TEXT

Added by zekefast (Zeke Fast) about 10 years ago. Updated about 10 years ago.

Status:
Rejected
Target version:
-
ruby -v:
2.1.1
[ruby-core:61942]

Description

Here is the code which shows weird behariour

Steps to reproduce

$ irb 2.1.1 :001 > [1, 2, 3].lazy.select{ |e| e%2 == 1}.size => nil 2.1.1 :002 > [1, 2, 3].lazy.select{ |e| e%2 == 1}.to_a => [1, 3] 2.1.1 :003 > [1, 2, 3].lazy.size => 3

Expected

[1, 2, 3].lazy.select{ |e| e%2 == 1}.size
to return number of elements like [1, 2, 3].lazy.size did.

Actual

[1, 2, 3].lazy.select{ |e| e%2 == 1}.size returns nil.

Environment

Ruby: ruby 2.0.0p457 (2014-03-03) [x86_64-linux-gnu]
RVM: rvm 1.25.22 (stable) by Wayne E. Seguin , Michal Papis [https://rvm.io/]
OS: Linux xxxxxx 3.13-1-amd64 #1 SMP Debian 3.13.7-1 (2014-03-25) x86_64 GNU/Linux

Updated by marcandre (Marc-Andre Lafortune) about 10 years ago

  • Status changed from Open to Rejected
  • Assignee set to marcandre (Marc-Andre Lafortune)

The purpose of size is to return the number of elements yielded by an Enumerator without consuming it, i.e. without iterating it.

If enum.size returns an integer, than enum.size == enum.to_a.size must be true.

In your first example, size would have to return 2, which is not possible to do lazily. Use count to do an actual count.

WORK INSTRUCTION
According to the bug report, which method should be used to get an actual count of the elements?

Stored items:
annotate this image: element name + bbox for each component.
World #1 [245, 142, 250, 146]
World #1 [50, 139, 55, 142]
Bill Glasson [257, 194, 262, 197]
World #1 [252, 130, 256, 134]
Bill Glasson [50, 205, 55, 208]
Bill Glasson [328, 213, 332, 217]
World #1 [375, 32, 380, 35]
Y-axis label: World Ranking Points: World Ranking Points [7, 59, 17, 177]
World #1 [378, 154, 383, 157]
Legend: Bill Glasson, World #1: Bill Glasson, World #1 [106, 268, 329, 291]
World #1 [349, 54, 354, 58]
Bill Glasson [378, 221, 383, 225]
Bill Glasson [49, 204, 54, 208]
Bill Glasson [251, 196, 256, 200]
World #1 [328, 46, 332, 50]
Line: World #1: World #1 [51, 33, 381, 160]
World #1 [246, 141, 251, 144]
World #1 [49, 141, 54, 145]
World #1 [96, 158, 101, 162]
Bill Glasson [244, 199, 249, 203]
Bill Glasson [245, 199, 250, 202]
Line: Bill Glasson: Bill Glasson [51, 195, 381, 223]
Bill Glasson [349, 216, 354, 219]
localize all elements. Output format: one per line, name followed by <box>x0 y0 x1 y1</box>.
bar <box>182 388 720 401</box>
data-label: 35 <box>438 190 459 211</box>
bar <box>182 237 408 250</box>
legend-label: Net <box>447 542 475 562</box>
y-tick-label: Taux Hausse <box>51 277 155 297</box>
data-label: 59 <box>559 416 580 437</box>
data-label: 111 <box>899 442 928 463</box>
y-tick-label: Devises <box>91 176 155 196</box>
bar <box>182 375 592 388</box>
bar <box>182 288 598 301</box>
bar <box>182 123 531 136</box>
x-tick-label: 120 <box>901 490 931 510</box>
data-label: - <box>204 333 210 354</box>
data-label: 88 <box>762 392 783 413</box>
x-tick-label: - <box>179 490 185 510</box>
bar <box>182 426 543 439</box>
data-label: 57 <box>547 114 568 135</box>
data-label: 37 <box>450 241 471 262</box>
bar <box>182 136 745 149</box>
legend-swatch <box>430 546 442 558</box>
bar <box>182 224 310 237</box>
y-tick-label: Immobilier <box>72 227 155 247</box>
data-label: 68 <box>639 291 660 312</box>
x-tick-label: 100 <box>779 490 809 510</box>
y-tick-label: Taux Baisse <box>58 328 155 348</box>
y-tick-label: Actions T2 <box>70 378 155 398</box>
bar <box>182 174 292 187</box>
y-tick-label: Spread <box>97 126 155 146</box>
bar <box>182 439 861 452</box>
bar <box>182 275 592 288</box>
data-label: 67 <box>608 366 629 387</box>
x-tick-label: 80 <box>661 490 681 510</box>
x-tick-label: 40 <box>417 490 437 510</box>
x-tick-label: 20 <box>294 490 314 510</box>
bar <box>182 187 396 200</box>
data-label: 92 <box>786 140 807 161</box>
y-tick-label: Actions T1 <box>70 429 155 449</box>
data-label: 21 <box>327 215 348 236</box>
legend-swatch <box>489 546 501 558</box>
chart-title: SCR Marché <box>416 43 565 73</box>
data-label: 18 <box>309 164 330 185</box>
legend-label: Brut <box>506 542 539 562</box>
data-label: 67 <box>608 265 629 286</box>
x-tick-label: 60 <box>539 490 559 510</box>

ANSWER SPACE
The count method.